Data records
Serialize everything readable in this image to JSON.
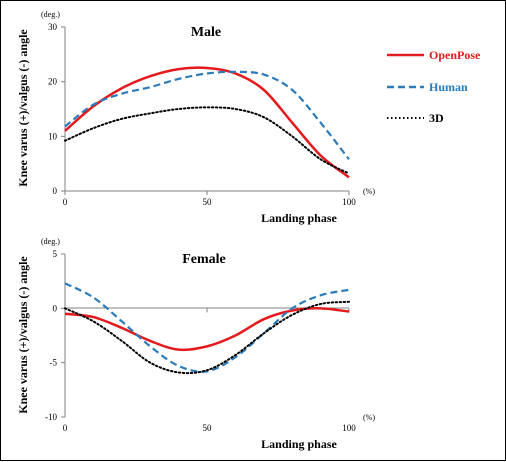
{
  "legend": [
    {
      "label": "OpenPose",
      "color": "#e41a1c",
      "style": "solid"
    },
    {
      "label": "Human",
      "color": "#2b7bba",
      "style": "dashed"
    },
    {
      "label": "3D",
      "color": "#000000",
      "style": "dotted"
    }
  ],
  "chart_data": [
    {
      "type": "line",
      "title": "Male",
      "xlabel": "Landing phase",
      "ylabel": "Knee varus (+)/valgus (-) angle",
      "y_unit": "(deg.)",
      "x_unit": "(%)",
      "xlim": [
        0,
        100
      ],
      "ylim": [
        0,
        30
      ],
      "xticks": [
        "0",
        "50",
        "100"
      ],
      "yticks": [
        "0",
        "10",
        "20",
        "30"
      ],
      "x": [
        0,
        10,
        20,
        30,
        40,
        50,
        60,
        70,
        80,
        90,
        100
      ],
      "series": [
        {
          "name": "OpenPose",
          "values": [
            11.0,
            15.5,
            18.8,
            21.0,
            22.3,
            22.5,
            21.5,
            18.5,
            12.5,
            6.5,
            2.5
          ]
        },
        {
          "name": "Human",
          "values": [
            11.8,
            15.8,
            17.8,
            19.0,
            20.5,
            21.5,
            21.8,
            21.3,
            18.5,
            12.5,
            5.8
          ]
        },
        {
          "name": "3D",
          "values": [
            9.2,
            11.5,
            13.2,
            14.2,
            15.0,
            15.3,
            15.0,
            13.5,
            10.0,
            5.8,
            3.2
          ]
        }
      ]
    },
    {
      "type": "line",
      "title": "Female",
      "xlabel": "Landing phase",
      "ylabel": "Knee varus (+)/valgus (-) angle",
      "y_unit": "(deg.)",
      "x_unit": "(%)",
      "xlim": [
        0,
        100
      ],
      "ylim": [
        -10,
        5
      ],
      "xticks": [
        "0",
        "50",
        "100"
      ],
      "yticks": [
        "-10",
        "-5",
        "0",
        "5"
      ],
      "x": [
        0,
        10,
        20,
        30,
        40,
        50,
        60,
        70,
        80,
        90,
        100
      ],
      "series": [
        {
          "name": "OpenPose",
          "values": [
            -0.5,
            -0.8,
            -1.8,
            -3.0,
            -3.8,
            -3.5,
            -2.5,
            -1.0,
            -0.2,
            0.0,
            -0.3
          ]
        },
        {
          "name": "Human",
          "values": [
            2.3,
            1.0,
            -1.2,
            -3.5,
            -5.3,
            -5.8,
            -4.5,
            -2.3,
            0.0,
            1.2,
            1.7
          ]
        },
        {
          "name": "3D",
          "values": [
            0.0,
            -1.2,
            -3.0,
            -5.0,
            -5.9,
            -5.7,
            -4.3,
            -2.3,
            -0.6,
            0.4,
            0.6
          ]
        }
      ]
    }
  ]
}
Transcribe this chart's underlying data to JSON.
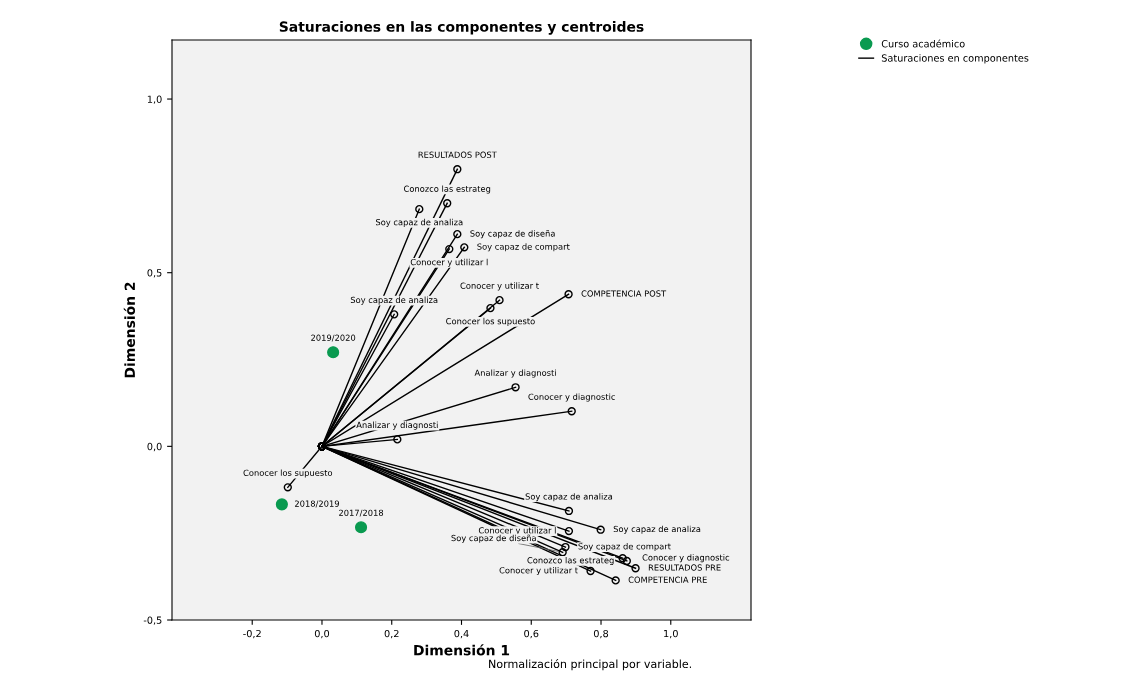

Work instructions
Find the lines containing "style" and pull them out.

The response
      "style": "solid"
      "style": "dashed"
      "style": "dotted"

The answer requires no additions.